TASK:
Gather up every line that includes the string "BINANCE".

Start of INPUT RECORDS

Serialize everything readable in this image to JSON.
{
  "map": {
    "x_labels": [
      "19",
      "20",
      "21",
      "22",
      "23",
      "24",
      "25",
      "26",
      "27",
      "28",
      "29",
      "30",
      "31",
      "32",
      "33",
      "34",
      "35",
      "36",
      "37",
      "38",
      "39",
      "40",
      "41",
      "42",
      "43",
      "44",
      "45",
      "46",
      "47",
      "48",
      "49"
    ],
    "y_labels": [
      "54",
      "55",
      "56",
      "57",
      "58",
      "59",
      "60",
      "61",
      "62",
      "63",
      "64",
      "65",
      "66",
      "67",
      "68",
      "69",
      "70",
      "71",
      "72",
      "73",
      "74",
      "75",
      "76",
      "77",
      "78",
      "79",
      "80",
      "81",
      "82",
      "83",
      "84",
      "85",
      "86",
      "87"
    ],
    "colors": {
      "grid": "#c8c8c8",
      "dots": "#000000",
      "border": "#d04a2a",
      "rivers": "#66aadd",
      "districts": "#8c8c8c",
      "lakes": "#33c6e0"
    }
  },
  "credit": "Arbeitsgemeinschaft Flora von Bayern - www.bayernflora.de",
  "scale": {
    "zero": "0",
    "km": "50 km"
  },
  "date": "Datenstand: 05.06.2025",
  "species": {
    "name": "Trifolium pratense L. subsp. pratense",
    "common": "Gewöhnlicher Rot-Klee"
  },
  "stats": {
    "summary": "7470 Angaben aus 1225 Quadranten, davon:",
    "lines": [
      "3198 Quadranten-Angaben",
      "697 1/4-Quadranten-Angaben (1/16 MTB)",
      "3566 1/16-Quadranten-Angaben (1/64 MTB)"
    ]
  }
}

End of INPUT RECORDS
Start of INPUT RECORDS

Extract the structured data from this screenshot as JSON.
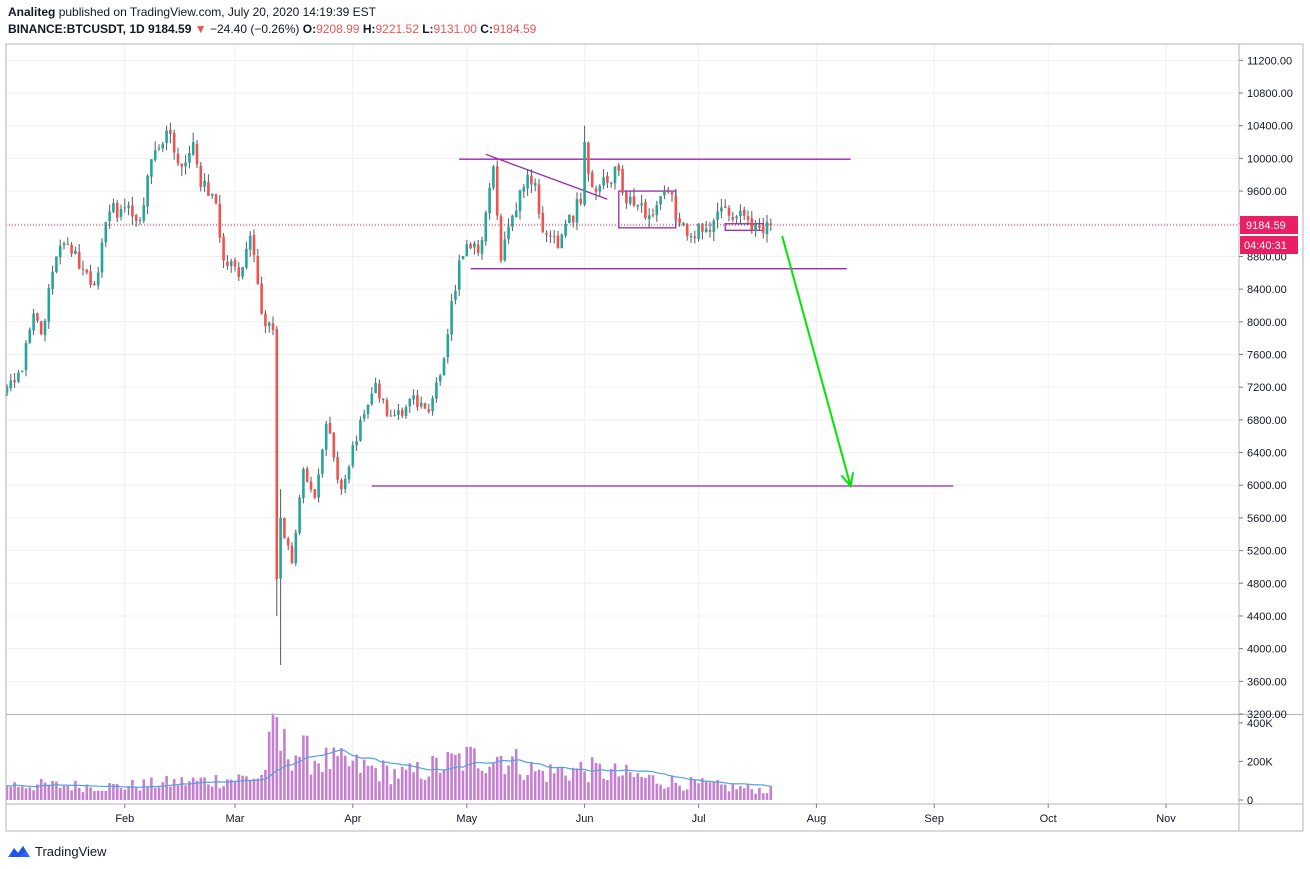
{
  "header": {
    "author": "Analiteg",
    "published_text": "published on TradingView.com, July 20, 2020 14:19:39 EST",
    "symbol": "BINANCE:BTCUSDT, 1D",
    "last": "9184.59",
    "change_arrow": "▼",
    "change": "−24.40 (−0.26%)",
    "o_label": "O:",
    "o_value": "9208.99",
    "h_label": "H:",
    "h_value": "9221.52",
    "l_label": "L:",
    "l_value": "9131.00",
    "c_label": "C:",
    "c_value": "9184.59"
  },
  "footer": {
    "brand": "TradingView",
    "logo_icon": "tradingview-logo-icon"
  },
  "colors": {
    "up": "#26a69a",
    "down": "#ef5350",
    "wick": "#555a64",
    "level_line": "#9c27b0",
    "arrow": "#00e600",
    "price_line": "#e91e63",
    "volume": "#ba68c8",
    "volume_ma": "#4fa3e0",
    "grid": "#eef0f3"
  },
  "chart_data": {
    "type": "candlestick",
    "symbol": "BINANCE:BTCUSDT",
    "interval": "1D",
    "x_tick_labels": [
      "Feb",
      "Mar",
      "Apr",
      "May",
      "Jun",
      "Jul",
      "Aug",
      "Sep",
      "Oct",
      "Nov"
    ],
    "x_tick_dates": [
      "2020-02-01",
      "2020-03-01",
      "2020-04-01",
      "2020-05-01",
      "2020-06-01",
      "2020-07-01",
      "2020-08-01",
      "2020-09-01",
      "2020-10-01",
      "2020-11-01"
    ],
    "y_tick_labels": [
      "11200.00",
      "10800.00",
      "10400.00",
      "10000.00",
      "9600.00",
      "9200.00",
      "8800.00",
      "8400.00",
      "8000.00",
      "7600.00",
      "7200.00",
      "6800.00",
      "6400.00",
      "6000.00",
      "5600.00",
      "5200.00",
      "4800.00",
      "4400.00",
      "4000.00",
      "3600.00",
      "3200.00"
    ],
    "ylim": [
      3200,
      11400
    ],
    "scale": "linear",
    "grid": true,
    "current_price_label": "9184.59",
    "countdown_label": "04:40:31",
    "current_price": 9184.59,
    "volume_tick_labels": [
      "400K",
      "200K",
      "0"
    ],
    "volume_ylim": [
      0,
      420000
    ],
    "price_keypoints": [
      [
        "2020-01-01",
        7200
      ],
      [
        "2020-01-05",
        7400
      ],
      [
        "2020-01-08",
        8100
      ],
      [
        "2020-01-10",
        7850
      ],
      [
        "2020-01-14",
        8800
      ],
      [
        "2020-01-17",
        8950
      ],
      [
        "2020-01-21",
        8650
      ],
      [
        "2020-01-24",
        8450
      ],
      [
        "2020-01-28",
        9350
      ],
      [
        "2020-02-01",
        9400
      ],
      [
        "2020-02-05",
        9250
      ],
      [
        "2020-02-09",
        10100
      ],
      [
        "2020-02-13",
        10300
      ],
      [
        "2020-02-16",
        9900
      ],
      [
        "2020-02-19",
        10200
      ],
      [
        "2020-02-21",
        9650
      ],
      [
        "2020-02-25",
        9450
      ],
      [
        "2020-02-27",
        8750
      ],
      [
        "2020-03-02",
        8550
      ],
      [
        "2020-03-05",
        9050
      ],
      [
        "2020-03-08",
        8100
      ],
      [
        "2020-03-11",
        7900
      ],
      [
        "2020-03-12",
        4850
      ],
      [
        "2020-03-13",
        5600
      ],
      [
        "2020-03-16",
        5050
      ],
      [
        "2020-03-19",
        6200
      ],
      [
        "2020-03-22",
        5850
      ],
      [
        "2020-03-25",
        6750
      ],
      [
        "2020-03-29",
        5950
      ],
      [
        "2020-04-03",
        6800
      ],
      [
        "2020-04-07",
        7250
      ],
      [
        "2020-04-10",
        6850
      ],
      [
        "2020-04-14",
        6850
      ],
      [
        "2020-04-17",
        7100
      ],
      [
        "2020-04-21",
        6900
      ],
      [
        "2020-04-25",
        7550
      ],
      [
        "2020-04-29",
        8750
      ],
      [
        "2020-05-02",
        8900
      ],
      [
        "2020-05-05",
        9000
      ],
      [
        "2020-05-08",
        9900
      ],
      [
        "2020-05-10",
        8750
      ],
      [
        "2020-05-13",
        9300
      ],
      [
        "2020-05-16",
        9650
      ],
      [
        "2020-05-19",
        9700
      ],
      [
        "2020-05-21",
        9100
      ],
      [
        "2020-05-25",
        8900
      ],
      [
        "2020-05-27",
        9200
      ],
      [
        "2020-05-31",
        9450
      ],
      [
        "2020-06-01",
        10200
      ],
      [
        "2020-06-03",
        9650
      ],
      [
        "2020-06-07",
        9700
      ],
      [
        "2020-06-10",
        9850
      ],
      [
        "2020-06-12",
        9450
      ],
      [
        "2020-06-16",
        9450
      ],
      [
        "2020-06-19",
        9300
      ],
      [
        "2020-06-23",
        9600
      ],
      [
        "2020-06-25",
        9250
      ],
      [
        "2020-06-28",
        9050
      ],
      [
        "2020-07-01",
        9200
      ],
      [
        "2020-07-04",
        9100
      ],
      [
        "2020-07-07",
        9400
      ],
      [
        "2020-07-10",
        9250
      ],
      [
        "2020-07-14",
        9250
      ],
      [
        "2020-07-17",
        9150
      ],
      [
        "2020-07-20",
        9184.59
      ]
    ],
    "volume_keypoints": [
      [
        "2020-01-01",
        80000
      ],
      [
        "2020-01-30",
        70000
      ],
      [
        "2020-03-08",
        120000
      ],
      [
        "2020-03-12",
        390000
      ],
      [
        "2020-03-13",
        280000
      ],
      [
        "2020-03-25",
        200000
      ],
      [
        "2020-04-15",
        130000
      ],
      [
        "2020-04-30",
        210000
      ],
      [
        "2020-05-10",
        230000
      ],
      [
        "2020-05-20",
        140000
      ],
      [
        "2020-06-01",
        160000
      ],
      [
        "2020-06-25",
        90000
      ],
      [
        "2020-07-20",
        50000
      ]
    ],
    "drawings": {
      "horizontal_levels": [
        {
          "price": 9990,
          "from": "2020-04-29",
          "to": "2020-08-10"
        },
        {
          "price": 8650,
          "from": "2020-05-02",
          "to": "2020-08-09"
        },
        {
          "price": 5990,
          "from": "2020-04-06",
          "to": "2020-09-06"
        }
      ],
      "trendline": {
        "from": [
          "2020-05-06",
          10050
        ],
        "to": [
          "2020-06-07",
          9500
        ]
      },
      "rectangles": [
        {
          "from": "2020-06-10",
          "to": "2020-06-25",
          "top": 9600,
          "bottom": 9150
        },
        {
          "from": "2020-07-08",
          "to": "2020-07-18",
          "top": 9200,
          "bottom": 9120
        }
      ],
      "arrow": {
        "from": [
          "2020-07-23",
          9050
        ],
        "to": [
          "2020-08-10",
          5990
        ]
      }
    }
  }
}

End of INPUT RECORDS

CORRECT OUTPUT:
    "symbol": "BINANCE:BTCUSDT, 1D",
    "symbol": "BINANCE:BTCUSDT",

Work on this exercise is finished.